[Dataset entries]

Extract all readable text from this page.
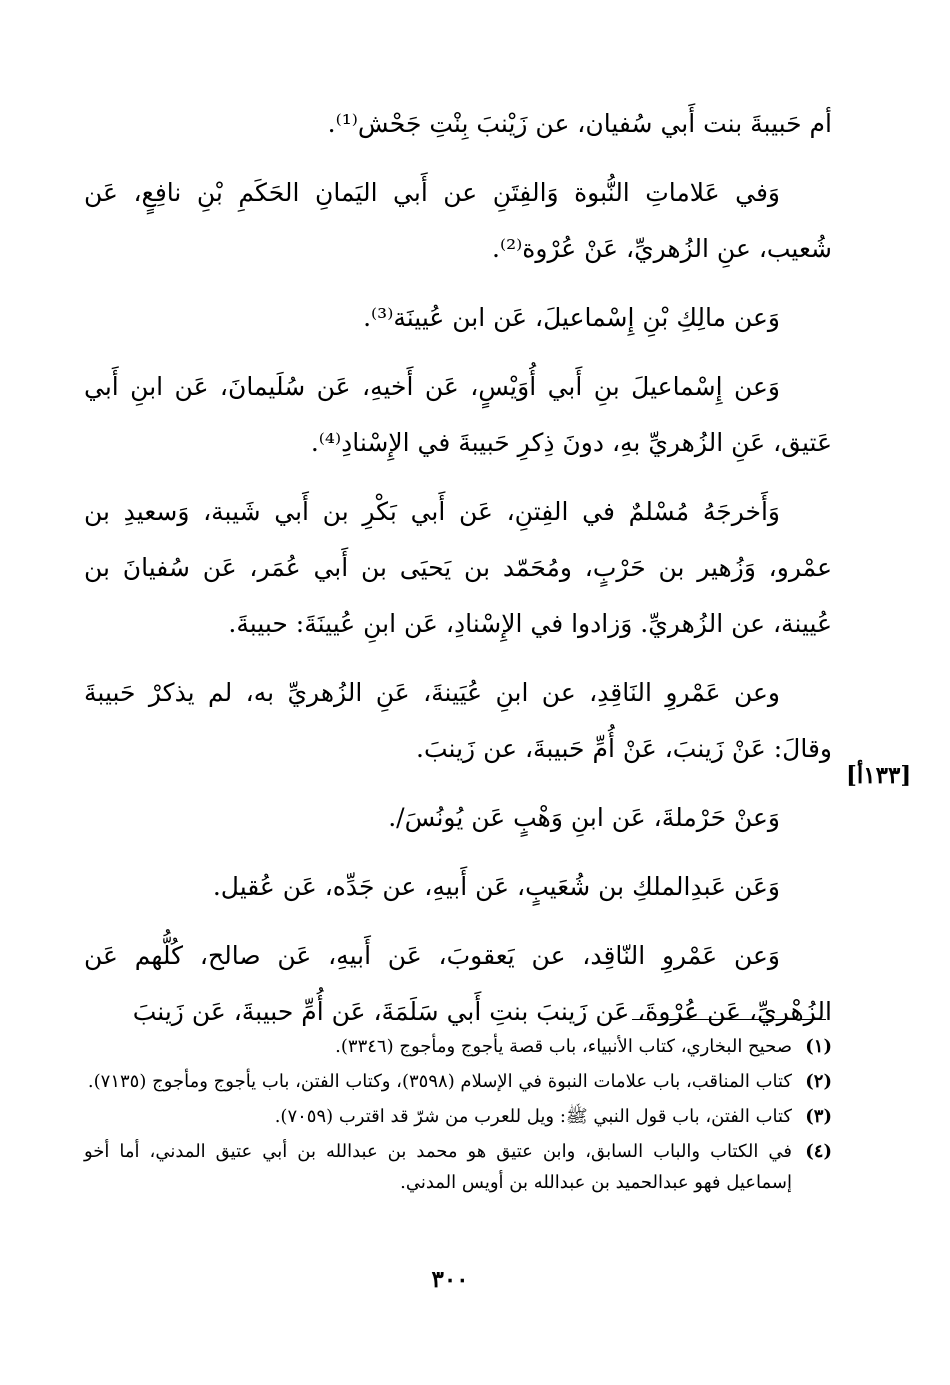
أم حَبيبةَ بنت أَبي سُفيان، عن زَيْنبَ بِنْتِ جَحْش⁽¹⁾.

وَفي عَلاماتِ النُّبوة وَالفِتَنِ عن أَبي اليَمانِ الحَكَمِ بْنِ نافِعٍ، عَن شُعيب، عنِ الزُهريِّ، عَنْ عُرْوة⁽²⁾.

وَعن مالِكِ بْنِ إِسْماعيلَ، عَن ابن عُيينَة⁽³⁾.

وَعن إِسْماعيلَ بنِ أَبي أُوَيْسٍ، عَن أَخيهِ، عَن سُلَيمانَ، عَن ابنِ أَبي عَتيق، عَنِ الزُهريِّ بهِ، دونَ ذِكرِ حَبيبةَ في الإِسْنادِ⁽⁴⁾.

وَأَخرجَهُ مُسْلمٌ في الفِتنِ، عَن أَبي بَكْرِ بن أَبي شَيبة، وَسعيدِ بن عمْرو، وَزُهير بن حَرْبٍ، ومُحَمّد بن يَحيَى بن أَبي عُمَر، عَن سُفيانَ بن عُيينة، عن الزُهريِّ. وَزادوا في الإِسْنادِ، عَن ابنِ عُيينَةَ: حبيبةَ.

وعن عَمْروِ النَاقِدِ، عن ابنِ عُيَينةَ، عَنِ الزُهريِّ به، لم يذكرْ حَبيبةَ وقالَ: عَنْ زَينبَ، عَنْ أُمِّ حَبيبةَ، عن زَينبَ.

وَعنْ حَرْملةَ، عَن ابنِ وَهْبٍ عَن يُونُسَ/.

وَعَن عَبدِالملكِ بن شُعَيبٍ، عَن أَبيهِ، عن جَدِّه، عَن عُقيل.

وَعن عَمْروِ النّاقِد، عن يَعقوبَ، عَن أَبيهِ، عَن صالح، كُلُّهم عَن الزُهْريِّ، عَن عُرْوةَ، عَن زَينبَ بنتِ أَبي سَلَمَةَ، عَن أُمِّ حبيبةَ، عَن زَينبَ

[١٣٣أ]
(١)
صحيح البخاري، كتاب الأنبياء، باب قصة يأجوج ومأجوج (٣٣٤٦).
(٢)
كتاب المناقب، باب علامات النبوة في الإسلام (٣٥٩٨)، وكتاب الفتن، باب يأجوج ومأجوج (٧١٣٥).
(٣)
كتاب الفتن، باب قول النبي ﷺ: ويل للعرب من شرّ قد اقترب (٧٠٥٩).
(٤)
في الكتاب والباب السابق، وابن عتيق هو محمد بن عبدالله بن أبي عتيق المدني، أما أخو إسماعيل فهو عبدالحميد بن عبدالله بن أويس المدني.
٣٠٠
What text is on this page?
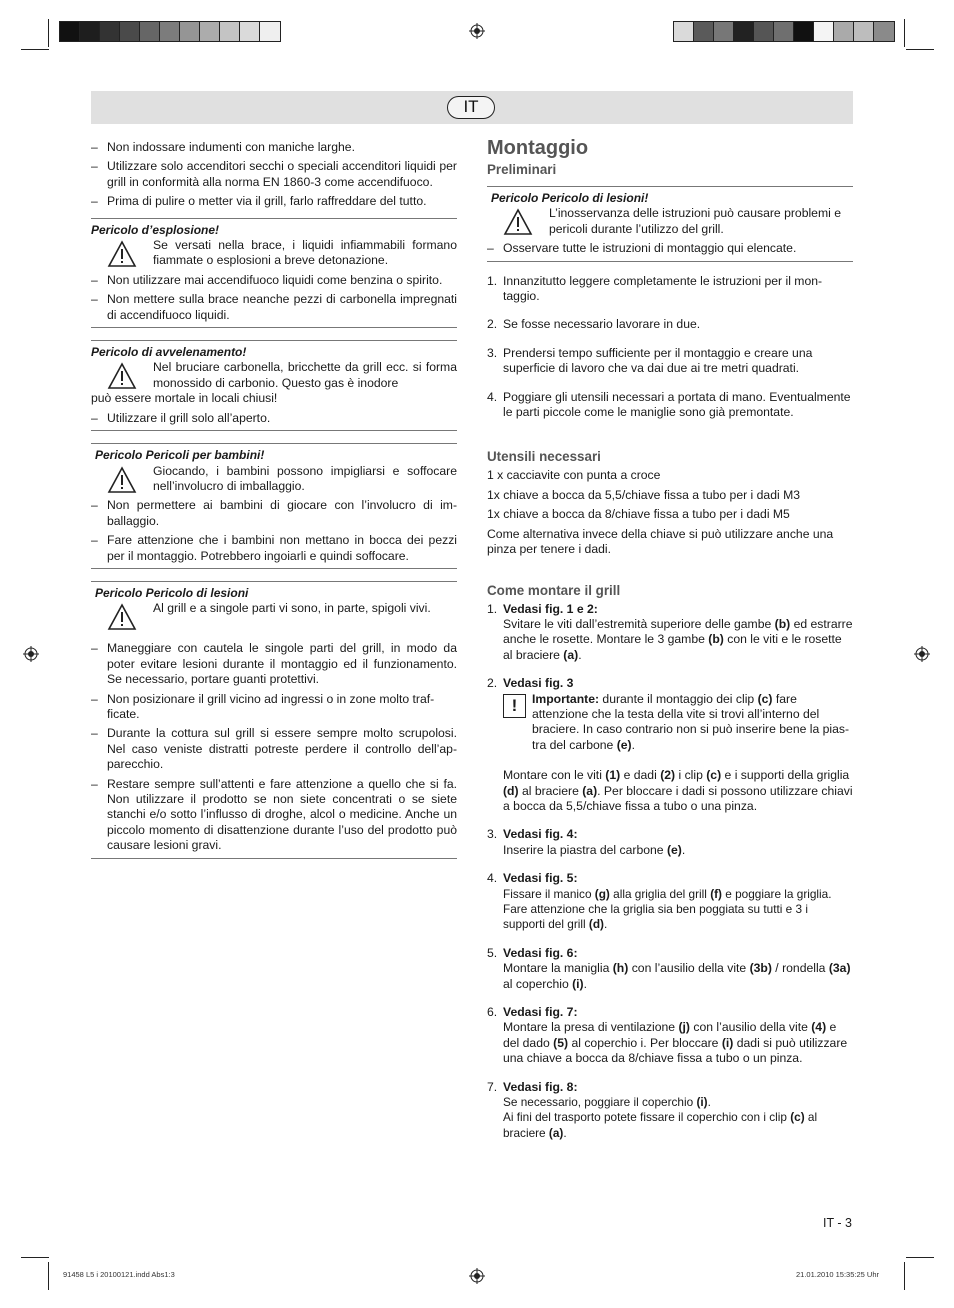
IT
– Non indossare indumenti con maniche larghe.
– Utilizzare solo accenditori secchi o speciali accenditori liquidi per grill in conformità alla norma EN 1860-3 come accendifuoco.
– Prima di pulire o metter via il grill, farlo raffreddare del tutto.
Pericolo d’esplosione!
Se versati nella brace, i liquidi infiammabili formano fiammate o esplosioni a breve detonazione.
– Non utilizzare mai accendifuoco liquidi come benzina o spirito.
– Non mettere sulla brace neanche pezzi di carbonella impregnati di accendifuoco liquidi.
Pericolo di avvelenamento!
Nel bruciare carbonella, bricchette da grill ecc. si forma monossido di carbonio. Questo gas è inodore
può essere mortale in locali chiusi!
– Utilizzare il grill solo all’aperto.
Pericolo Pericoli per bambini!
Giocando, i bambini possono impigliarsi e soffocare nell’involucro di imballaggio.
– Non permettere ai bambini di giocare con l’involucro di imballaggio.
– Fare attenzione che i bambini non mettano in bocca dei pezzi per il montaggio. Potrebbero ingoiarli e quindi soffocare.
Pericolo Pericolo di lesioni
Al grill e a singole parti vi sono, in parte, spigoli vivi.
– Maneggiare con cautela le singole parti del grill, in modo da poter evitare lesioni durante il montaggio ed il funzionamento. Se necessario, portare guanti protettivi.
– Non posizionare il grill vicino ad ingressi o in zone molto trafficate.
– Durante la cottura sul grill si essere sempre molto scrupolosi. Nel caso veniste distratti potreste perdere il controllo dell’apparecchio.
– Restare sempre sull’attenti e fare attenzione a quello che si fa. Non utilizzare il prodotto se non siete concentrati o se siete stanchi e/o sotto l’influsso di droghe, alcol o medicine. Anche un piccolo momento di disattenzione durante l’uso del prodotto può causare lesioni gravi.
Montaggio
Preliminari
Pericolo Pericolo di lesioni!
L’inosservanza delle istruzioni può causare problemi e pericoli durante l’utilizzo del grill.
– Osservare tutte le istruzioni di montaggio qui elencate.
1. Innanzitutto leggere completamente le istruzioni per il montaggio.
2. Se fosse necessario lavorare in due.
3. Prendersi tempo sufficiente per il montaggio e creare una superficie di lavoro che va dai due ai tre metri quadrati.
4. Poggiare gli utensili necessari a portata di mano. Eventualmente le parti piccole come le maniglie sono già premontate.
Utensili necessari
1 x cacciavite con punta a croce
1x chiave a bocca da 5,5/chiave fissa a tubo per i dadi M3
1x chiave a bocca da 8/chiave fissa a tubo per i dadi M5
Come alternativa invece della chiave si può utilizzare anche una pinza per tenere i dadi.
Come montare il grill
1. Vedasi fig. 1 e 2:
Svitare le viti dall’estremità superiore delle gambe (b) ed estrarre anche le rosette. Montare le 3 gambe (b) con le viti e le rosette al braciere (a).
2. Vedasi fig. 3
!	Importante: durante il montaggio dei clip (c) fare attenzione che la testa della vite si trovi all’interno del braciere. In caso contrario non si può inserire bene la piastra del carbone (e).
Montare con le viti (1) e dadi (2) i clip (c) e i supporti della griglia (d) al braciere (a). Per bloccare i dadi si possono utilizzare chiavi a bocca da 5,5/chiave fissa a tubo o una pinza.
3. Vedasi fig. 4:
Inserire la piastra del carbone (e).
4. Vedasi fig. 5:
Fissare il manico (g) alla griglia del grill (f) e poggiare la griglia. Fare attenzione che la griglia sia ben poggiata su tutti e 3 i supporti del grill (d).
5. Vedasi fig. 6:
Montare la maniglia (h) con l’ausilio della vite (3b) / rondella (3a) al coperchio (i).
6. Vedasi fig. 7:
Montare la presa di ventilazione (j) con l’ausilio della vite (4) e del dado (5) al coperchio i. Per bloccare (i) dadi si può utilizzare una chiave a bocca da 8/chiave fissa a tubo o un pinza.
7. Vedasi fig. 8:
Se necessario, poggiare il coperchio (i).
Ai fini del trasporto potete fissare il coperchio con i clip (c) al braciere (a).
IT - 3
91458 L5 i 20100121.indd Abs1:3	21.01.2010 15:35:25 Uhr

> [Exercise brief] Give every line above again exactly, with no pictures.

> [Task solution]
Extract all readable text from this page.
أم حَبيبةَ بنت أَبي سُفيان، عن زَيْنبَ بِنْتِ جَحْش⁽¹⁾.

وَفي عَلاماتِ النُّبوة وَالفِتَنِ عن أَبي اليَمانِ الحَكَمِ بْنِ نافِعٍ، عَن شُعيب، عنِ الزُهريِّ، عَنْ عُرْوة⁽²⁾.

وَعن مالِكِ بْنِ إِسْماعيلَ، عَن ابن عُيينَة⁽³⁾.

وَعن إِسْماعيلَ بنِ أَبي أُوَيْسٍ، عَن أَخيهِ، عَن سُلَيمانَ، عَن ابنِ أَبي عَتيق، عَنِ الزُهريِّ بهِ، دونَ ذِكرِ حَبيبةَ في الإِسْنادِ⁽⁴⁾.

وَأَخرجَهُ مُسْلمٌ في الفِتنِ، عَن أَبي بَكْرِ بن أَبي شَيبة، وَسعيدِ بن عمْرو، وَزُهير بن حَرْبٍ، ومُحَمّد بن يَحيَى بن أَبي عُمَر، عَن سُفيانَ بن عُيينة، عن الزُهريِّ. وَزادوا في الإِسْنادِ، عَن ابنِ عُيينَةَ: حبيبةَ.

وعن عَمْروِ النَاقِدِ، عن ابنِ عُيَينةَ، عَنِ الزُهريِّ به، لم يذكرْ حَبيبةَ وقالَ: عَنْ زَينبَ، عَنْ أُمِّ حَبيبةَ، عن زَينبَ.

وَعنْ حَرْملةَ، عَن ابنِ وَهْبٍ عَن يُونُسَ/.

وَعَن عَبدِالملكِ بن شُعَيبٍ، عَن أَبيهِ، عن جَدِّه، عَن عُقيل.

وَعن عَمْروِ النّاقِد، عن يَعقوبَ، عَن أَبيهِ، عَن صالح، كُلُّهم عَن الزُهْريِّ، عَن عُرْوةَ، عَن زَينبَ بنتِ أَبي سَلَمَةَ، عَن أُمِّ حبيبةَ، عَن زَينبَ

[١٣٣أ]
(١)
صحيح البخاري، كتاب الأنبياء، باب قصة يأجوج ومأجوج (٣٣٤٦).
(٢)
كتاب المناقب، باب علامات النبوة في الإسلام (٣٥٩٨)، وكتاب الفتن، باب يأجوج ومأجوج (٧١٣٥).
(٣)
كتاب الفتن، باب قول النبي ﷺ: ويل للعرب من شرّ قد اقترب (٧٠٥٩).
(٤)
في الكتاب والباب السابق، وابن عتيق هو محمد بن عبدالله بن أبي عتيق المدني، أما أخو إسماعيل فهو عبدالحميد بن عبدالله بن أويس المدني.
٣٠٠
What text is on this page?
IT
– Non indossare indumenti con maniche larghe.
– Utilizzare solo accenditori secchi o speciali accenditori liquidi per grill in conformità alla norma EN 1860-3 come accendifuoco.
– Prima di pulire o metter via il grill, farlo raffreddare del tutto.
Pericolo d’esplosione!
Se versati nella brace, i liquidi infiammabili formano fiammate o esplosioni a breve detonazione.
– Non utilizzare mai accendifuoco liquidi come benzina o spirito.
– Non mettere sulla brace neanche pezzi di carbonella impregnati di accendifuoco liquidi.
Pericolo di avvelenamento!
Nel bruciare carbonella, bricchette da grill ecc. si forma monossido di carbonio. Questo gas è inodore
può essere mortale in locali chiusi!
– Utilizzare il grill solo all’aperto.
Pericolo Pericoli per bambini!
Giocando, i bambini possono impigliarsi e soffocare nell’involucro di imballaggio.
– Non permettere ai bambini di giocare con l’involucro di imballaggio.
– Fare attenzione che i bambini non mettano in bocca dei pezzi per il montaggio. Potrebbero ingoiarli e quindi soffocare.
Pericolo Pericolo di lesioni
Al grill e a singole parti vi sono, in parte, spigoli vivi.
– Maneggiare con cautela le singole parti del grill, in modo da poter evitare lesioni durante il montaggio ed il funzionamento. Se necessario, portare guanti protettivi.
– Non posizionare il grill vicino ad ingressi o in zone molto trafficate.
– Durante la cottura sul grill si essere sempre molto scrupolosi. Nel caso veniste distratti potreste perdere il controllo dell’apparecchio.
– Restare sempre sull’attenti e fare attenzione a quello che si fa. Non utilizzare il prodotto se non siete concentrati o se siete stanchi e/o sotto l’influsso di droghe, alcol o medicine. Anche un piccolo momento di disattenzione durante l’uso del prodotto può causare lesioni gravi.
Montaggio
Preliminari
Pericolo Pericolo di lesioni!
L’inosservanza delle istruzioni può causare problemi e pericoli durante l’utilizzo del grill.
– Osservare tutte le istruzioni di montaggio qui elencate.
1. Innanzitutto leggere completamente le istruzioni per il montaggio.
2. Se fosse necessario lavorare in due.
3. Prendersi tempo sufficiente per il montaggio e creare una superficie di lavoro che va dai due ai tre metri quadrati.
4. Poggiare gli utensili necessari a portata di mano. Eventualmente le parti piccole come le maniglie sono già premontate.
Utensili necessari
1 x cacciavite con punta a croce
1x chiave a bocca da 5,5/chiave fissa a tubo per i dadi M3
1x chiave a bocca da 8/chiave fissa a tubo per i dadi M5
Come alternativa invece della chiave si può utilizzare anche una pinza per tenere i dadi.
Come montare il grill
1. Vedasi fig. 1 e 2:
Svitare le viti dall’estremità superiore delle gambe (b) ed estrarre anche le rosette. Montare le 3 gambe (b) con le viti e le rosette al braciere (a).
2. Vedasi fig. 3
!	Importante: durante il montaggio dei clip (c) fare attenzione che la testa della vite si trovi all’interno del braciere. In caso contrario non si può inserire bene la piastra del carbone (e).
Montare con le viti (1) e dadi (2) i clip (c) e i supporti della griglia (d) al braciere (a). Per bloccare i dadi si possono utilizzare chiavi a bocca da 5,5/chiave fissa a tubo o una pinza.
3. Vedasi fig. 4:
Inserire la piastra del carbone (e).
4. Vedasi fig. 5:
Fissare il manico (g) alla griglia del grill (f) e poggiare la griglia. Fare attenzione che la griglia sia ben poggiata su tutti e 3 i supporti del grill (d).
5. Vedasi fig. 6:
Montare la maniglia (h) con l’ausilio della vite (3b) / rondella (3a) al coperchio (i).
6. Vedasi fig. 7:
Montare la presa di ventilazione (j) con l’ausilio della vite (4) e del dado (5) al coperchio i. Per bloccare (i) dadi si può utilizzare una chiave a bocca da 8/chiave fissa a tubo o un pinza.
7. Vedasi fig. 8:
Se necessario, poggiare il coperchio (i).
Ai fini del trasporto potete fissare il coperchio con i clip (c) al braciere (a).
IT - 3
91458 L5 i 20100121.indd Abs1:3	21.01.2010 15:35:25 Uhr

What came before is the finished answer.